* _Stored rows_
Begin
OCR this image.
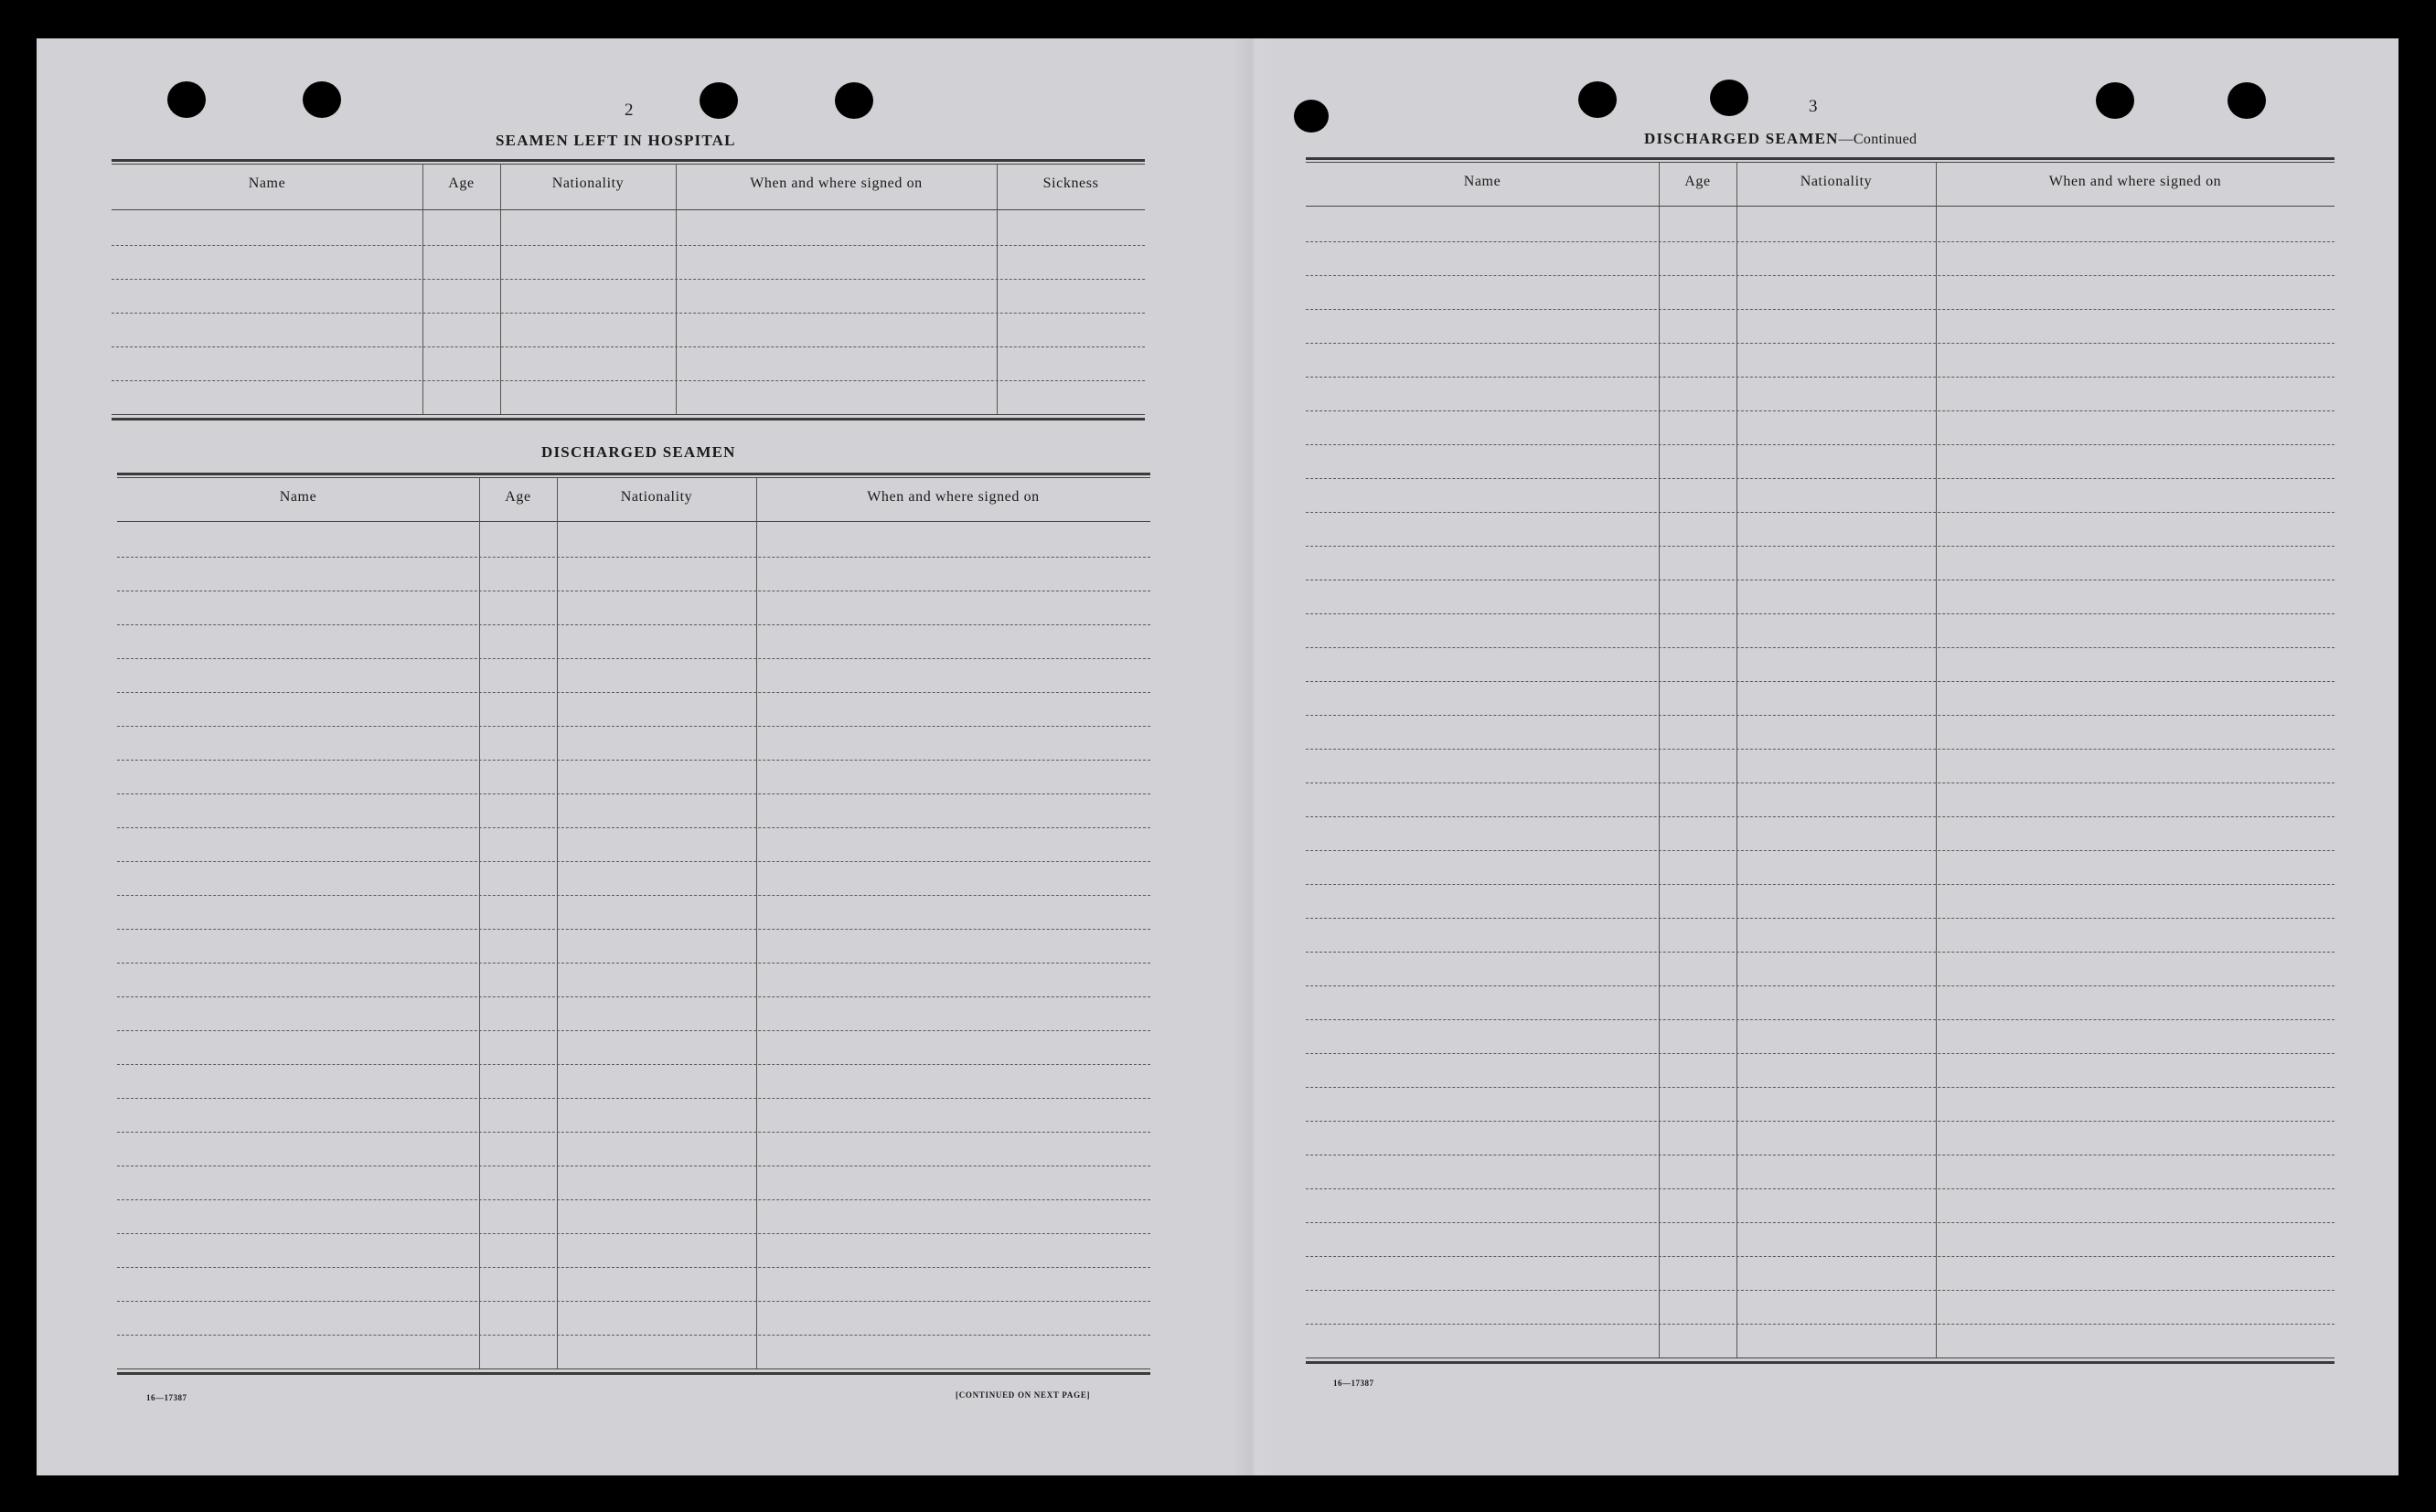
2
SEAMEN LEFT IN HOSPITAL
Name	Age	Nationality	When and where signed on	Sickness
DISCHARGED SEAMEN
Name	Age	Nationality	When and where signed on
16—17387	[CONTINUED ON NEXT PAGE]
3
DISCHARGED SEAMEN—Continued
Name	Age	Nationality	When and where signed on
16—17387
End
* _What to work on_
Scan the listing above. Collect all lines with the word "DISCHARGED".

* _Answer below_
DISCHARGED SEAMEN
DISCHARGED SEAMEN—Continued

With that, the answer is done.